MFAAN: Unveiling Audio Deepfakes with a Multi-Feature Authenticity Network

Authors: Karthik Sivarama Krishnan, Koushik Sivarama Krishnan

Published: 2023-11-06 20:32:39+00:00

AI Summary

The paper introduces MFAAN, a multi-feature audio authenticity network for detecting audio deepfakes. MFAAN uses multiple parallel paths processing MFCC, LFCC, and Chroma-STFT features, achieving high accuracy on benchmark datasets.

Abstract

In the contemporary digital age, the proliferation of deepfakes presents a formidable challenge to the sanctity of information dissemination. Audio deepfakes, in particular, can be deceptively realistic, posing significant risks in misinformation campaigns. To address this threat, we introduce the Multi-Feature Audio Authenticity Network (MFAAN), an advanced architecture tailored for the detection of fabricated audio content. MFAAN incorporates multiple parallel paths designed to harness the strengths of different audio representations, including Mel-frequency cepstral coefficients (MFCC), linear-frequency cepstral coefficients (LFCC), and Chroma Short Time Fourier Transform (Chroma-STFT). By synergistically fusing these features, MFAAN achieves a nuanced understanding of audio content, facilitating robust differentiation between genuine and manipulated recordings. Preliminary evaluations of MFAAN on two benchmark datasets, 'In-the-Wild' Audio Deepfake Data and The Fake-or-Real Dataset, demonstrate its superior performance, achieving accuracies of 98.93% and 94.47% respectively. Such results not only underscore the efficacy of MFAAN but also highlight its potential as a pivotal tool in the ongoing battle against deepfake audio content.

EXERCISE TASK A>
Answer these from the MFAAN page:
(i) Who are the authors?
(ii) Which three audio features does MFAAN process in parallel paths?
(iii) What accuracy did MFAAN reach on The Fake-or-Real Dataset?
EXERCISE TASK B>
Duplicate the part of the MFAAN page that begins at the words "MFAAN: Unveiling Audio" and stops after "on benchmark datasets.".
EXERCISE TASK C>
Write the next part of the MFAAN page, picking up right after its last sentence.
The listing that follows has nothing to do with the MFAAN page.

RAW DATA>
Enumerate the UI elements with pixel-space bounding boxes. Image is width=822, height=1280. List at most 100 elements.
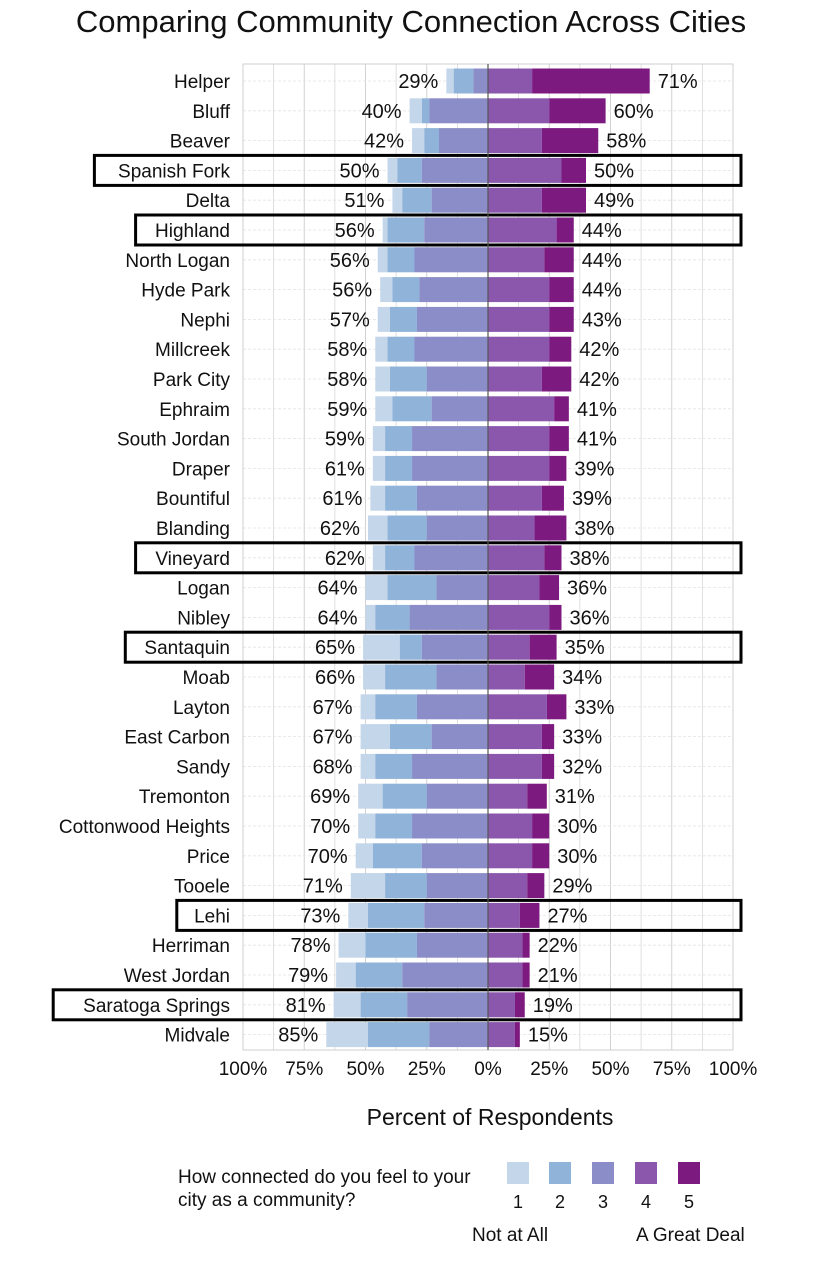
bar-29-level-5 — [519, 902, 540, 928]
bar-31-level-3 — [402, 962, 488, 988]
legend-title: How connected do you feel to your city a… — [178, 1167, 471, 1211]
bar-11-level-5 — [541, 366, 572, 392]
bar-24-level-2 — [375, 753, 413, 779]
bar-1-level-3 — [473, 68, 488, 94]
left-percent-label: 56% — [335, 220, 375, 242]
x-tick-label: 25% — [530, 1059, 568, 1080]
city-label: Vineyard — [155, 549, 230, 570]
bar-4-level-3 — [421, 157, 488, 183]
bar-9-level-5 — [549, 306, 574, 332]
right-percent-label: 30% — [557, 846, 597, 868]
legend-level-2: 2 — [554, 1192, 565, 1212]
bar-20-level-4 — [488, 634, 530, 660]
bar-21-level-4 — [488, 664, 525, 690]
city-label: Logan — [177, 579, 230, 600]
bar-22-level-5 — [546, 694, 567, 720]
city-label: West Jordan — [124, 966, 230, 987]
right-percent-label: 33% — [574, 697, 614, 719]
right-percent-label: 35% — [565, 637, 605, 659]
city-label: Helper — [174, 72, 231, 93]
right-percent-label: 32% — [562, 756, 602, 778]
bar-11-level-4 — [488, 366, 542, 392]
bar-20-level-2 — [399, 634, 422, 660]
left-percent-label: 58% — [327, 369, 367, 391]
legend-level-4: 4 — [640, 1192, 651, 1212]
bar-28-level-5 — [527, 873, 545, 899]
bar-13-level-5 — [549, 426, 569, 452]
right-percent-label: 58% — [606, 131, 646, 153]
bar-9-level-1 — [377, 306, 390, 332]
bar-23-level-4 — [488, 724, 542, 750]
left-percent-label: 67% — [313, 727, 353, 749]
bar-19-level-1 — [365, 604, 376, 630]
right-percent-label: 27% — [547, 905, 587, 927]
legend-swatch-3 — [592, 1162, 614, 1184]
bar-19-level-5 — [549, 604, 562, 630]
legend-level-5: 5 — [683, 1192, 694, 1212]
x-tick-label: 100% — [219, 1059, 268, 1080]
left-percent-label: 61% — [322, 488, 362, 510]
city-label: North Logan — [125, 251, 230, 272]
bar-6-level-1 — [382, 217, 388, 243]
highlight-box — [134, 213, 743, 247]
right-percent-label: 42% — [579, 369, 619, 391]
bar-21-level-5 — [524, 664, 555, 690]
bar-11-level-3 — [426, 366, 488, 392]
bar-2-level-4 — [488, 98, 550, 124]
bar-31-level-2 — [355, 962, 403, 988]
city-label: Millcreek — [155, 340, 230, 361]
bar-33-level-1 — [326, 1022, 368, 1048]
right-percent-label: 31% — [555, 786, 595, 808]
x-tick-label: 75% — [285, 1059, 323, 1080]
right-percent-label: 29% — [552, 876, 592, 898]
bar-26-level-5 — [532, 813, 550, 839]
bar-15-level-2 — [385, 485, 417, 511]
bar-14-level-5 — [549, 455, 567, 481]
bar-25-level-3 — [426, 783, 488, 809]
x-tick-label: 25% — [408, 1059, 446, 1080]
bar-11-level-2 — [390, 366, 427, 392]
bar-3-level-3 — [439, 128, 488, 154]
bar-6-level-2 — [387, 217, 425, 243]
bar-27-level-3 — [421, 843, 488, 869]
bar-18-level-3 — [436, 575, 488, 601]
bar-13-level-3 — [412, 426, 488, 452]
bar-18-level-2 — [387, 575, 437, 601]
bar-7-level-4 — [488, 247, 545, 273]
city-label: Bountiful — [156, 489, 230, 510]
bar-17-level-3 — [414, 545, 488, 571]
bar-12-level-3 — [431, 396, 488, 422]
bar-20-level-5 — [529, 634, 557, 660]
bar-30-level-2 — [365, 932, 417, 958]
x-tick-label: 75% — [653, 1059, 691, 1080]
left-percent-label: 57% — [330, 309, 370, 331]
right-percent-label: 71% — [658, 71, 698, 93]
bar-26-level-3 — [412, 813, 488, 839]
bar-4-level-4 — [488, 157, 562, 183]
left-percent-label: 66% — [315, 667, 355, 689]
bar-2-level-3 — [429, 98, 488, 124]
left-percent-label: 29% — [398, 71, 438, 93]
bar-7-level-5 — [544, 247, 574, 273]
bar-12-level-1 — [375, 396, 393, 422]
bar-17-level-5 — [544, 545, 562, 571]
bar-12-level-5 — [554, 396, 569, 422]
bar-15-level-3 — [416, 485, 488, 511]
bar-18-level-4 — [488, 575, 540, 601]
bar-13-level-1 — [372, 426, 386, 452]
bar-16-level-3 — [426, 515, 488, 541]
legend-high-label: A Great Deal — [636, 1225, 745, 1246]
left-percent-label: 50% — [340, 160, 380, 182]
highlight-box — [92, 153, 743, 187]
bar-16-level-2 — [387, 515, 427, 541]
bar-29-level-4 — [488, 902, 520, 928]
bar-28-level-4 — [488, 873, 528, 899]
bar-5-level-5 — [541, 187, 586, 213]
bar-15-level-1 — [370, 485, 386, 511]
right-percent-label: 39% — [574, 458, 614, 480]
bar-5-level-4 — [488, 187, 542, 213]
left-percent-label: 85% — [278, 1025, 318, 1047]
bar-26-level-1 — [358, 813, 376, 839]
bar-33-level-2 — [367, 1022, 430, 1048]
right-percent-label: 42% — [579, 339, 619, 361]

REPLY A>
(i) Karthik Sivarama Krishnan and Koushik Sivarama Krishnan
(ii) MFCC, LFCC, and Chroma-STFT
(iii) 94.47%

REPLY B>
MFAAN: Unveiling Audio Deepfakes with a Multi-Feature Authenticity Network

Authors: Karthik Sivarama Krishnan, Koushik Sivarama Krishnan

Published: 2023-11-06 20:32:39+00:00

AI Summary

The paper introduces MFAAN, a multi-feature audio authenticity network for detecting audio deepfakes. MFAAN uses multiple parallel paths processing MFCC, LFCC, and Chroma-STFT features, achieving high accuracy on benchmark datasets.

REPLY C>
Key findings
MFAAN achieves state-of-the-art accuracy (98.93% on 'In-the-Wild' and 94.47% on Fake-or-Real datasets). The multi-feature approach significantly improves performance compared to a single-feature baseline CNN. The results highlight the effectiveness of a multi-faceted approach for robust audio deepfake detection.
Approach
MFAAN uses a multi-path architecture, each path processing a different audio representation (MFCC, LFCC, Chroma-STFT) via 1D convolutional neural networks. The outputs of these paths are concatenated and fed into dense layers for classification.
Datasets
'In-the-Wild' Audio Deepfake Data and The Fake-or-Real Dataset
Model(s)
Multi-Feature Audio Authenticity Network (MFAAN) with multiple 1D CNNs for each feature path and dense layers for fusion and classification. A baseline CNN using only MFCCs is also used for comparison.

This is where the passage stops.